= Work order =
According to the abstract on insurance pricing below, what is the main tool in the methods that achieve both discrimination-free prices and group fairness?

= Text block =
◆ ◆ ◆ ◆ ◆ ◆ ◆

Lindholm, M., Richman, R., Tsanakas, A. ORCID: 0000-0003-4552-5532 & Wüthrich, M. V. (2023). What is fair? Proxy discrimination vs. demographic disparities in insurance pricing. .

Abstract

Indirect discrimination and fairness are major concerns in algorithmic models. This is particularly true in insurance, where protected policyholder attributes are not allowed to be used for insurance pricing. Simply disregarding protected policyholder attributes is not an appropriate solution, as this still allows for the possibility of inferring protected attributes from non-protected covariates. Such inference leads to so-called proxy or indirect discrimination. Though proxy discrimination is qualitatively different from the group fairness concepts in the machine learning literature, group fairness criteria have been proposed to control the impact of protected attributes on the calculation of insurance prices. The purpose of this paper is to discuss the differences between, on the one hand, direct and indirect discrimination in insurance and, on the other, the most popular group fairness axioms. In particular, we show that one does not imply the other, as these concepts are materially different. Furthermore, we discuss input data pre-processing and model post-processing methods that achieve both discrimination-free insurance prices and group fairness by demographic parity. The main tool in these methods is the theory of optimal transport.

◆ ◆ ◆ ◆ ◆ ◆ ◆

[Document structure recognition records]
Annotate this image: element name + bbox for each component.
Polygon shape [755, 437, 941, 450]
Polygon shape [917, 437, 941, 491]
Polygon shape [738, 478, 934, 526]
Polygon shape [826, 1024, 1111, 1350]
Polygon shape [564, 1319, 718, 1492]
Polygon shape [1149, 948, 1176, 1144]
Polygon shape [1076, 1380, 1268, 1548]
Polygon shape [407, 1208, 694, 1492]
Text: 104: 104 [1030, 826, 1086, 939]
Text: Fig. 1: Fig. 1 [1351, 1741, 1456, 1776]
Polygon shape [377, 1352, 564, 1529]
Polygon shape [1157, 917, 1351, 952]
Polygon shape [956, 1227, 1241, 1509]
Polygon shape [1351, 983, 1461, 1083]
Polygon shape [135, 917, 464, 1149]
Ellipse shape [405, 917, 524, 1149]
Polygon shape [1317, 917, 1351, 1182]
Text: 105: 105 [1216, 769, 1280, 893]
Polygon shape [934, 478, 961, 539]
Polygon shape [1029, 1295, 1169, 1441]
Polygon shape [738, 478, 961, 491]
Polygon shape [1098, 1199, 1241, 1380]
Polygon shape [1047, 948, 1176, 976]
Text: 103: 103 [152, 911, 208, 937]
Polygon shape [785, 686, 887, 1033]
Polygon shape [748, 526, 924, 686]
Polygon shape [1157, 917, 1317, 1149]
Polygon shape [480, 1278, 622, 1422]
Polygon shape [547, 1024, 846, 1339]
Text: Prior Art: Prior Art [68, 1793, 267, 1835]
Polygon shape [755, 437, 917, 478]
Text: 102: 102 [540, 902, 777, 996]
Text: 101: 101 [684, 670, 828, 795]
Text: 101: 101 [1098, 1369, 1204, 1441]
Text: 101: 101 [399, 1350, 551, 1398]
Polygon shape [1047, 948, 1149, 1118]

◆ ◆ ◆ ◆ ◆ ◆ ◆

= Answer space =
The theory of optimal transport.